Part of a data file
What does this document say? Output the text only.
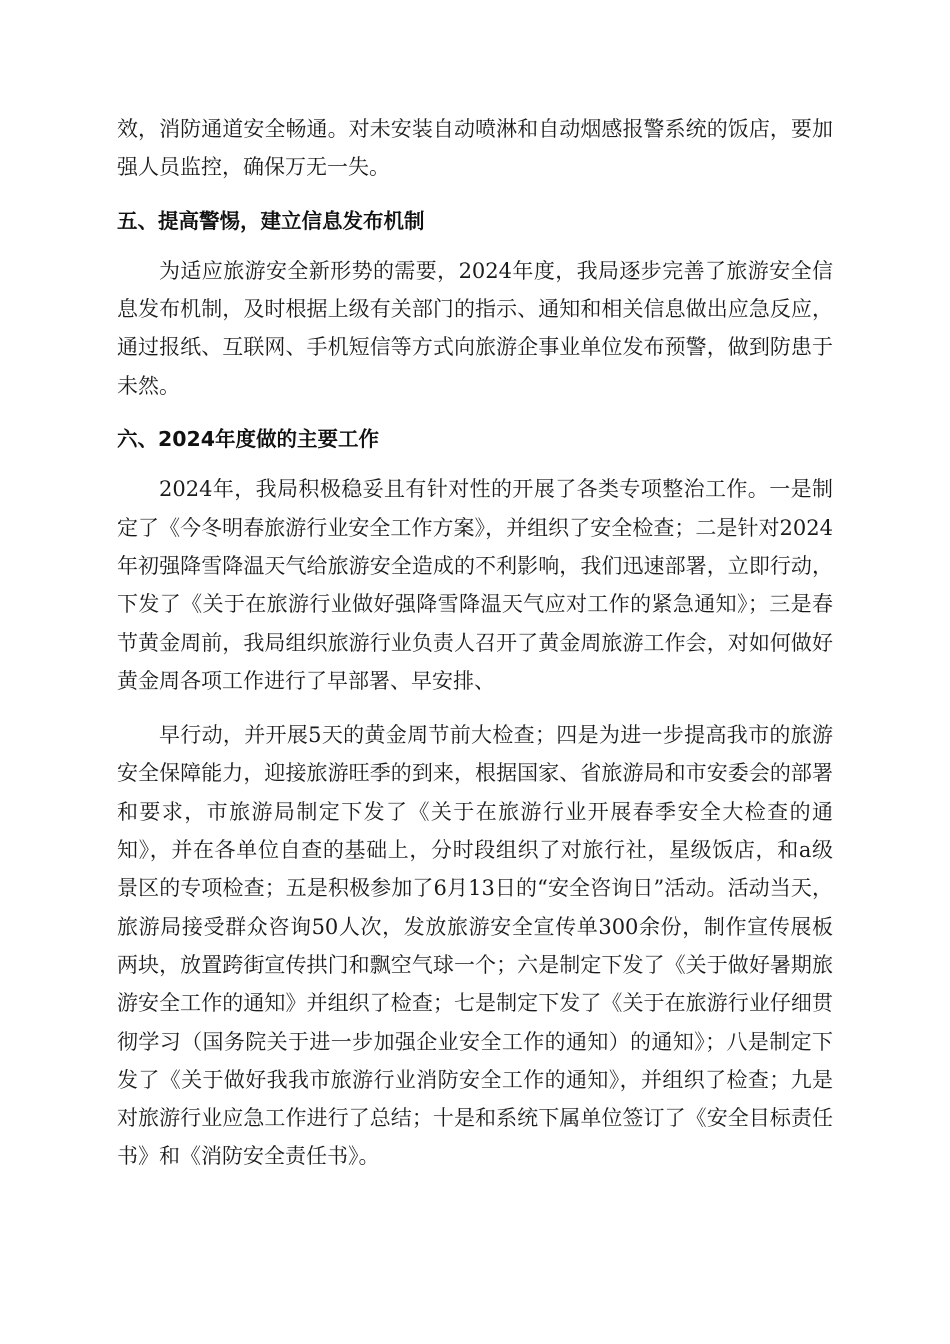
效，消防通道安全畅通。对未安装自动喷淋和自动烟感报警系统的饭店，要加强人员监控，确保万无一失。

五、提高警惕，建立信息发布机制

为适应旅游安全新形势的需要，2024年度，我局逐步完善了旅游安全信息发布机制，及时根据上级有关部门的指示、通知和相关信息做出应急反应，通过报纸、互联网、手机短信等方式向旅游企事业单位发布预警，做到防患于未然。

六、2024年度做的主要工作

2024年，我局积极稳妥且有针对性的开展了各类专项整治工作。一是制定了《今冬明春旅游行业安全工作方案》，并组织了安全检查；二是针对2024年初强降雪降温天气给旅游安全造成的不利影响，我们迅速部署，立即行动，下发了《关于在旅游行业做好强降雪降温天气应对工作的紧急通知》；三是春节黄金周前，我局组织旅游行业负责人召开了黄金周旅游工作会，对如何做好黄金周各项工作进行了早部署、早安排、

早行动，并开展5天的黄金周节前大检查；四是为进一步提高我市的旅游安全保障能力，迎接旅游旺季的到来，根据国家、省旅游局和市安委会的部署和要求，市旅游局制定下发了《关于在旅游行业开展春季安全大检查的通知》，并在各单位自查的基础上，分时段组织了对旅行社，星级饭店，和a级景区的专项检查；五是积极参加了6月13日的“安全咨询日”活动。活动当天，旅游局接受群众咨询50人次，发放旅游安全宣传单300余份，制作宣传展板两块，放置跨街宣传拱门和飘空气球一个；六是制定下发了《关于做好暑期旅游安全工作的通知》并组织了检查；七是制定下发了《关于在旅游行业仔细贯彻学习（国务院关于进一步加强企业安全工作的通知）的通知》；八是制定下发了《关于做好我我市旅游行业消防安全工作的通知》，并组织了检查；九是对旅游行业应急工作进行了总结；十是和系统下属单位签订了《安全目标责任书》和《消防安全责任书》。
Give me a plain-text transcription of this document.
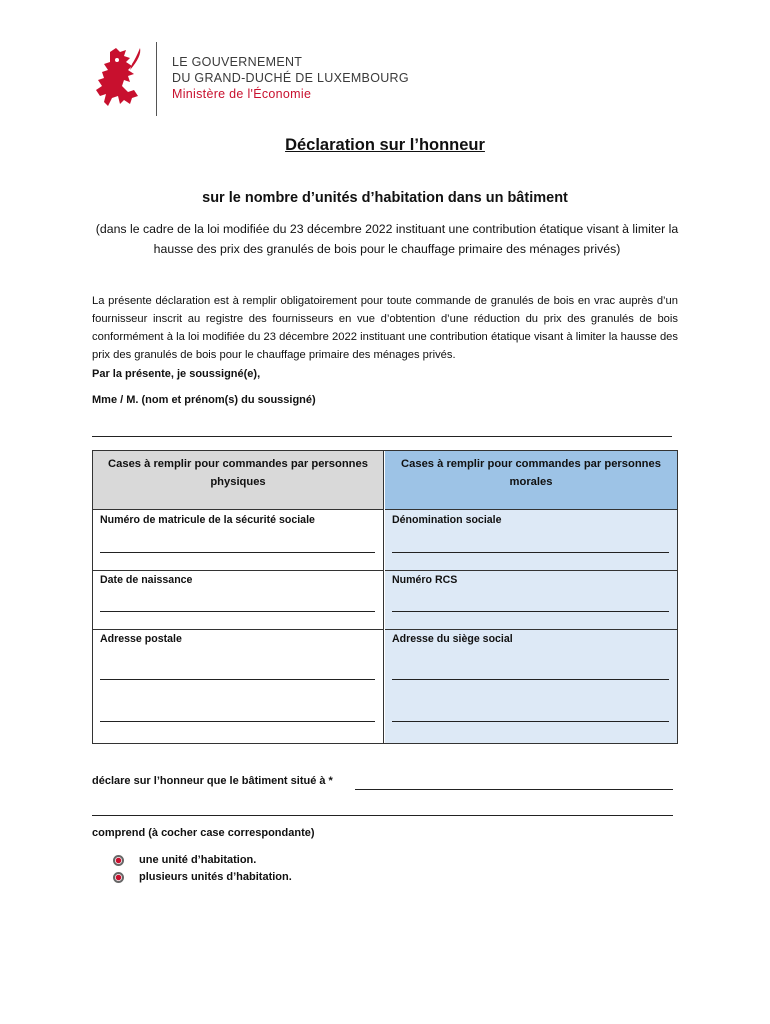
LE GOUVERNEMENT
DU GRAND-DUCHÉ DE LUXEMBOURG
Ministère de l'Économie
Déclaration sur l’honneur
sur le nombre d’unités d’habitation dans un bâtiment
(dans le cadre de la loi modifiée du 23 décembre 2022 instituant une contribution étatique visant à limiter la hausse des prix des granulés de bois pour le chauffage primaire des ménages privés)
La présente déclaration est à remplir obligatoirement pour toute commande de granulés de bois en vrac auprès d’un fournisseur inscrit au registre des fournisseurs en vue d’obtention d’une réduction du prix des granulés de bois conformément à la loi modifiée du 23 décembre 2022 instituant une contribution étatique visant à limiter la hausse des prix des granulés de bois pour le chauffage primaire des ménages privés.
Par la présente, je soussigné(e),
Mme / M. (nom et prénom(s) du soussigné)
Cases à remplir pour commandes par personnes physiques
Numéro de matricule de la sécurité sociale
Date de naissance
Adresse postale
Cases à remplir pour commandes par personnes morales
Dénomination sociale
Numéro RCS
Adresse du siège social
déclare sur l’honneur que le bâtiment situé à *
comprend (à cocher case correspondante)
une unité d’habitation.
plusieurs unités d’habitation.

Task details
Copy the data character for character, but drop all pictures from the copy.

Task result
What does this document say? Output the text only.
效，消防通道安全畅通。对未安装自动喷淋和自动烟感报警系统的饭店，要加强人员监控，确保万无一失。

五、提高警惕，建立信息发布机制

为适应旅游安全新形势的需要，2024年度，我局逐步完善了旅游安全信息发布机制，及时根据上级有关部门的指示、通知和相关信息做出应急反应，通过报纸、互联网、手机短信等方式向旅游企事业单位发布预警，做到防患于未然。

六、2024年度做的主要工作

2024年，我局积极稳妥且有针对性的开展了各类专项整治工作。一是制定了《今冬明春旅游行业安全工作方案》，并组织了安全检查；二是针对2024年初强降雪降温天气给旅游安全造成的不利影响，我们迅速部署，立即行动，下发了《关于在旅游行业做好强降雪降温天气应对工作的紧急通知》；三是春节黄金周前，我局组织旅游行业负责人召开了黄金周旅游工作会，对如何做好黄金周各项工作进行了早部署、早安排、

早行动，并开展5天的黄金周节前大检查；四是为进一步提高我市的旅游安全保障能力，迎接旅游旺季的到来，根据国家、省旅游局和市安委会的部署和要求，市旅游局制定下发了《关于在旅游行业开展春季安全大检查的通知》，并在各单位自查的基础上，分时段组织了对旅行社，星级饭店，和a级景区的专项检查；五是积极参加了6月13日的“安全咨询日”活动。活动当天，旅游局接受群众咨询50人次，发放旅游安全宣传单300余份，制作宣传展板两块，放置跨街宣传拱门和飘空气球一个；六是制定下发了《关于做好暑期旅游安全工作的通知》并组织了检查；七是制定下发了《关于在旅游行业仔细贯彻学习（国务院关于进一步加强企业安全工作的通知）的通知》；八是制定下发了《关于做好我我市旅游行业消防安全工作的通知》，并组织了检查；九是对旅游行业应急工作进行了总结；十是和系统下属单位签订了《安全目标责任书》和《消防安全责任书》。
Give me a plain-text transcription of this document.
LE GOUVERNEMENT
DU GRAND-DUCHÉ DE LUXEMBOURG
Ministère de l'Économie
Déclaration sur l’honneur
sur le nombre d’unités d’habitation dans un bâtiment
(dans le cadre de la loi modifiée du 23 décembre 2022 instituant une contribution étatique visant à limiter la hausse des prix des granulés de bois pour le chauffage primaire des ménages privés)
La présente déclaration est à remplir obligatoirement pour toute commande de granulés de bois en vrac auprès d’un fournisseur inscrit au registre des fournisseurs en vue d’obtention d’une réduction du prix des granulés de bois conformément à la loi modifiée du 23 décembre 2022 instituant une contribution étatique visant à limiter la hausse des prix des granulés de bois pour le chauffage primaire des ménages privés.
Par la présente, je soussigné(e),
Mme / M. (nom et prénom(s) du soussigné)
Cases à remplir pour commandes par personnes physiques
Numéro de matricule de la sécurité sociale
Date de naissance
Adresse postale
Cases à remplir pour commandes par personnes morales
Dénomination sociale
Numéro RCS
Adresse du siège social
déclare sur l’honneur que le bâtiment situé à *
comprend (à cocher case correspondante)
une unité d’habitation.
plusieurs unités d’habitation.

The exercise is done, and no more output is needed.